— Exercise materials —
#####
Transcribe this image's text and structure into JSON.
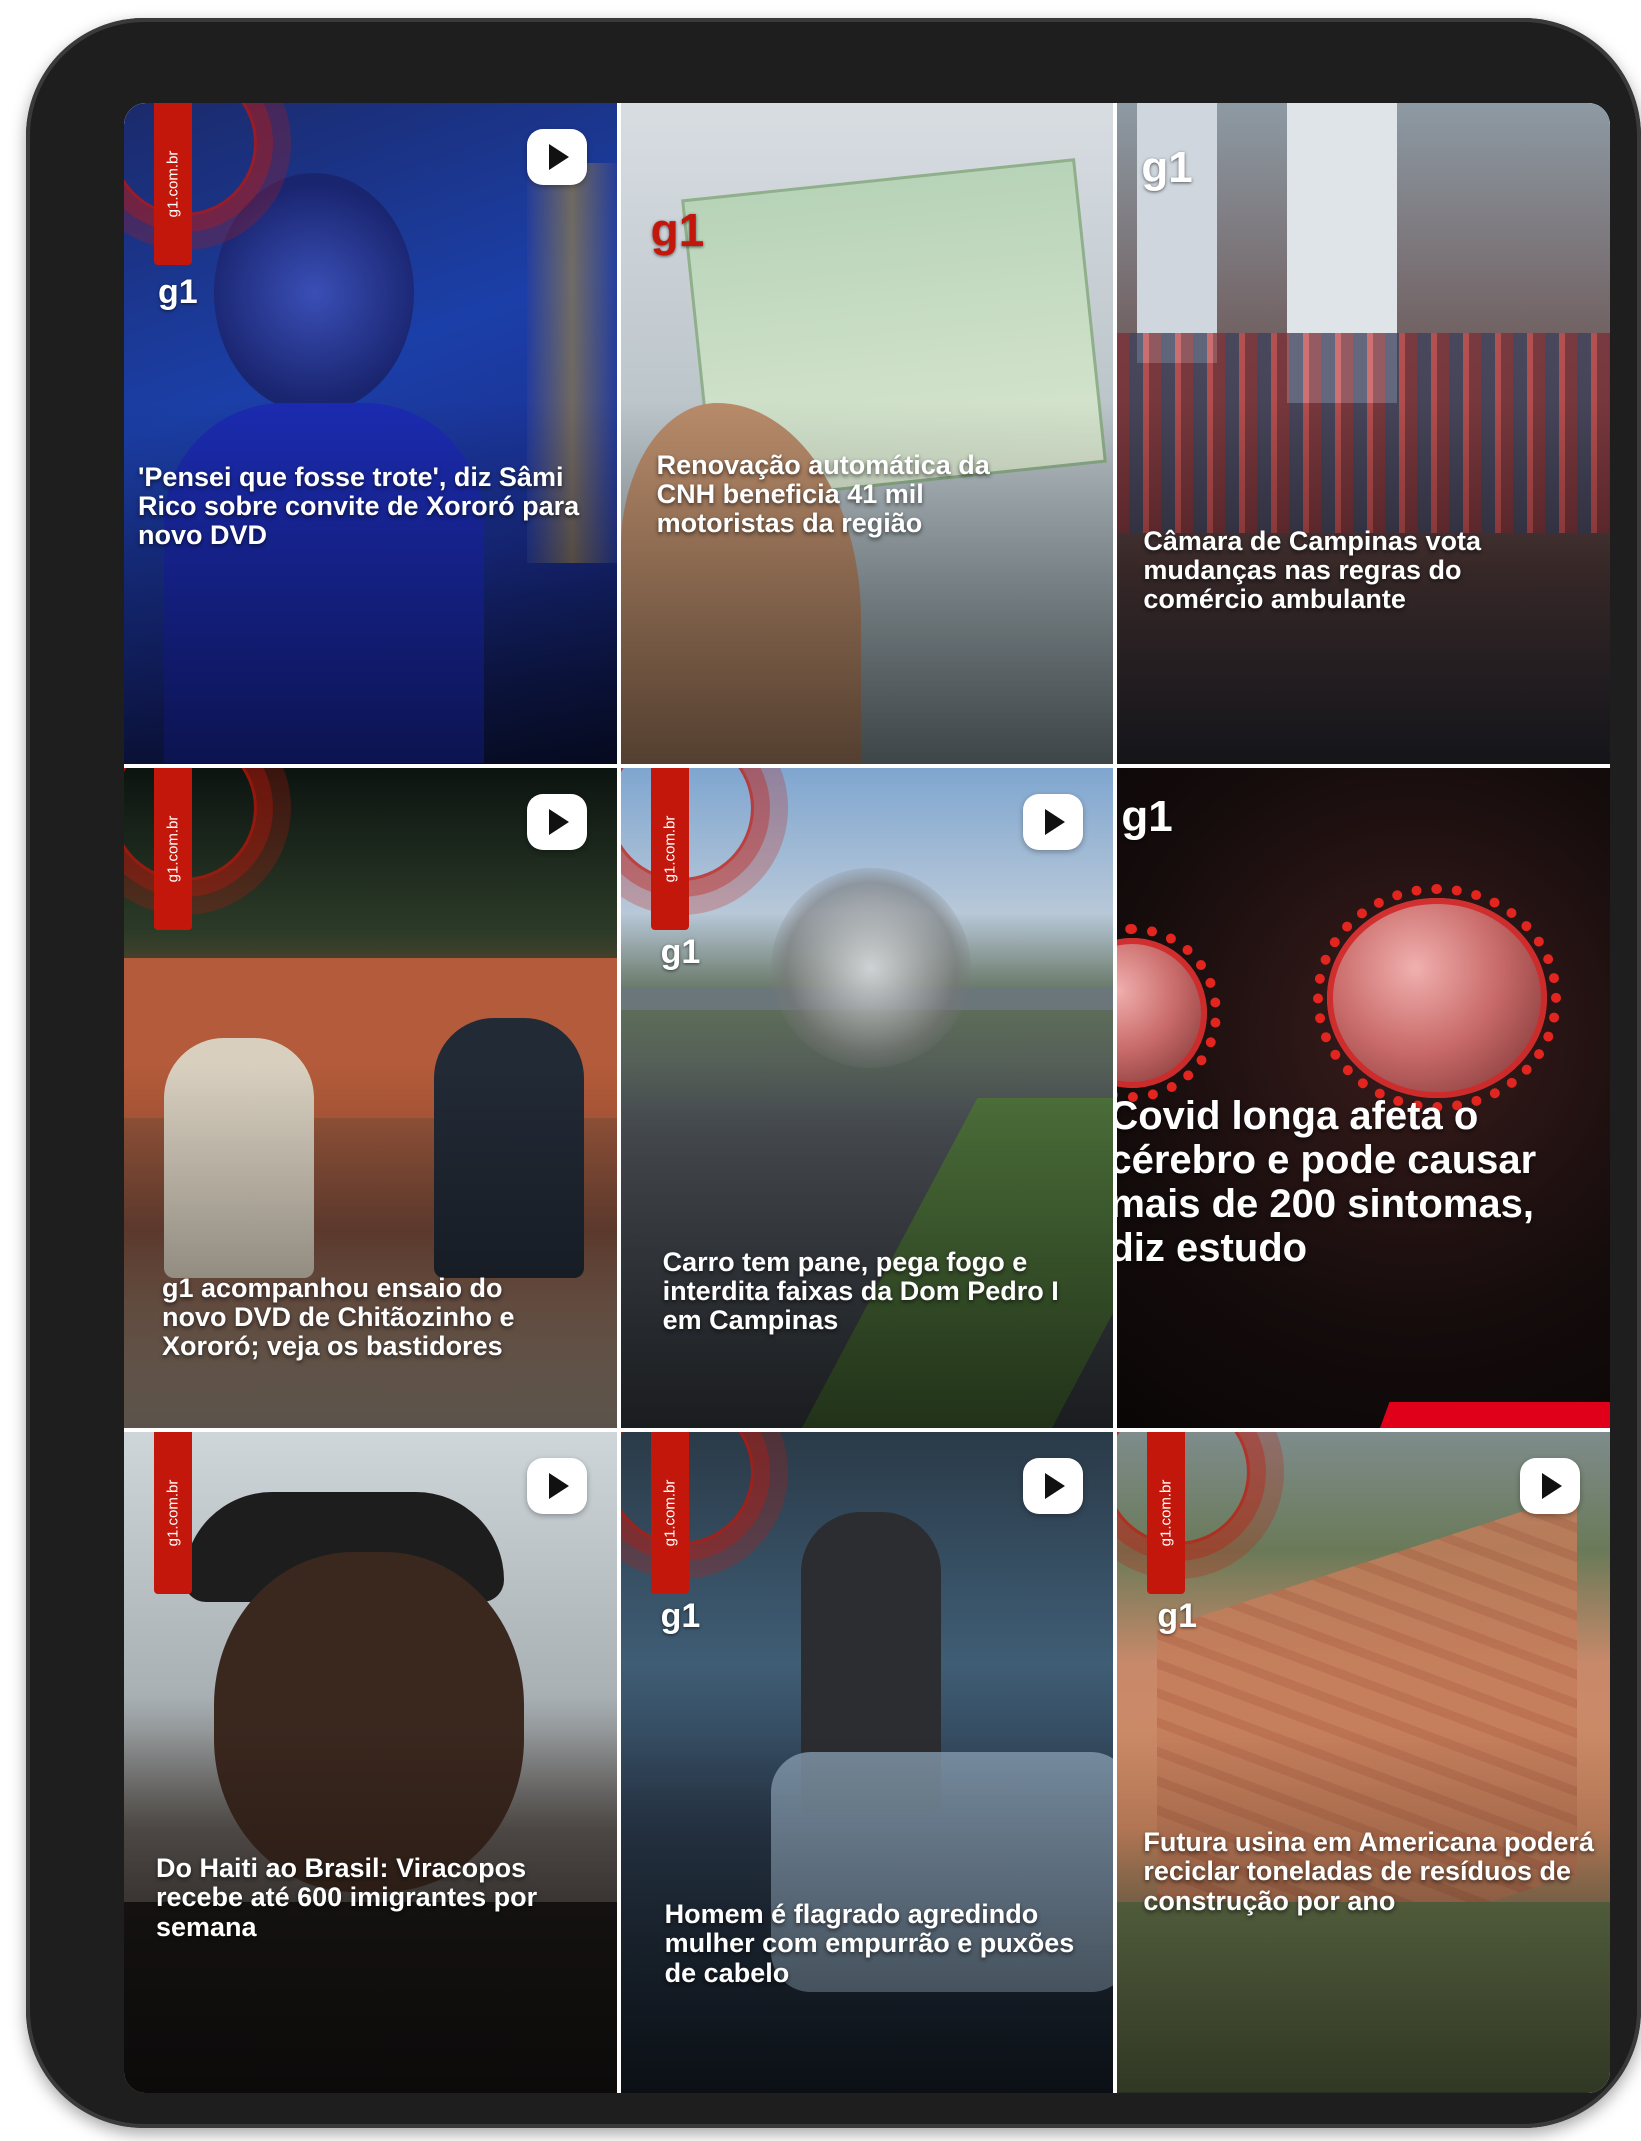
{
  "tiles": [
    {
      "caption": "'Pensei que fosse trote', diz Sâmi Rico sobre convite de Xororó para novo DVD",
      "badge": "g1.com.br",
      "logo": "g1",
      "video": true
    },
    {
      "caption": "Renovação automática da CNH beneficia 41 mil motoristas da região",
      "badge": "",
      "logo": "g1",
      "video": false
    },
    {
      "caption": "Câmara de Campinas vota mudanças nas regras do comércio ambulante",
      "badge": "",
      "logo": "g1",
      "video": false
    },
    {
      "caption": "g1 acompanhou ensaio do novo DVD de Chitãozinho e Xororó; veja os bastidores",
      "badge": "g1.com.br",
      "logo": "",
      "video": true
    },
    {
      "caption": "Carro tem pane, pega fogo e interdita faixas da Dom Pedro I em Campinas",
      "badge": "g1.com.br",
      "logo": "g1",
      "video": true
    },
    {
      "caption": "Covid longa afeta o cérebro e pode causar mais de 200 sintomas, diz estudo",
      "badge": "",
      "logo": "g1",
      "video": false
    },
    {
      "caption": "Do Haiti ao Brasil: Viracopos recebe até 600 imigrantes por semana",
      "badge": "g1.com.br",
      "logo": "",
      "video": true
    },
    {
      "caption": "Homem é flagrado agredindo mulher com empurrão e puxões de cabelo",
      "badge": "g1.com.br",
      "logo": "g1",
      "video": true
    },
    {
      "caption": "Futura usina em Americana poderá reciclar toneladas de resíduos de construção por ano",
      "badge": "g1.com.br",
      "logo": "g1",
      "video": true
    }
  ],
  "colors": {
    "brand": "#c4170c",
    "device_frame": "#1e1e1e"
  },
  "icons": [
    "play-icon",
    "g1-logo"
  ]
}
#####
— The exercise —
Each line of the data is to be duplicated exactly; pictures stay out of the copy.

— Task response —
Transcribe this image's text and structure into JSON.
{
  "tiles": [
    {
      "caption": "'Pensei que fosse trote', diz Sâmi Rico sobre convite de Xororó para novo DVD",
      "badge": "g1.com.br",
      "logo": "g1",
      "video": true
    },
    {
      "caption": "Renovação automática da CNH beneficia 41 mil motoristas da região",
      "badge": "",
      "logo": "g1",
      "video": false
    },
    {
      "caption": "Câmara de Campinas vota mudanças nas regras do comércio ambulante",
      "badge": "",
      "logo": "g1",
      "video": false
    },
    {
      "caption": "g1 acompanhou ensaio do novo DVD de Chitãozinho e Xororó; veja os bastidores",
      "badge": "g1.com.br",
      "logo": "",
      "video": true
    },
    {
      "caption": "Carro tem pane, pega fogo e interdita faixas da Dom Pedro I em Campinas",
      "badge": "g1.com.br",
      "logo": "g1",
      "video": true
    },
    {
      "caption": "Covid longa afeta o cérebro e pode causar mais de 200 sintomas, diz estudo",
      "badge": "",
      "logo": "g1",
      "video": false
    },
    {
      "caption": "Do Haiti ao Brasil: Viracopos recebe até 600 imigrantes por semana",
      "badge": "g1.com.br",
      "logo": "",
      "video": true
    },
    {
      "caption": "Homem é flagrado agredindo mulher com empurrão e puxões de cabelo",
      "badge": "g1.com.br",
      "logo": "g1",
      "video": true
    },
    {
      "caption": "Futura usina em Americana poderá reciclar toneladas de resíduos de construção por ano",
      "badge": "g1.com.br",
      "logo": "g1",
      "video": true
    }
  ],
  "colors": {
    "brand": "#c4170c",
    "device_frame": "#1e1e1e"
  },
  "icons": [
    "play-icon",
    "g1-logo"
  ]
}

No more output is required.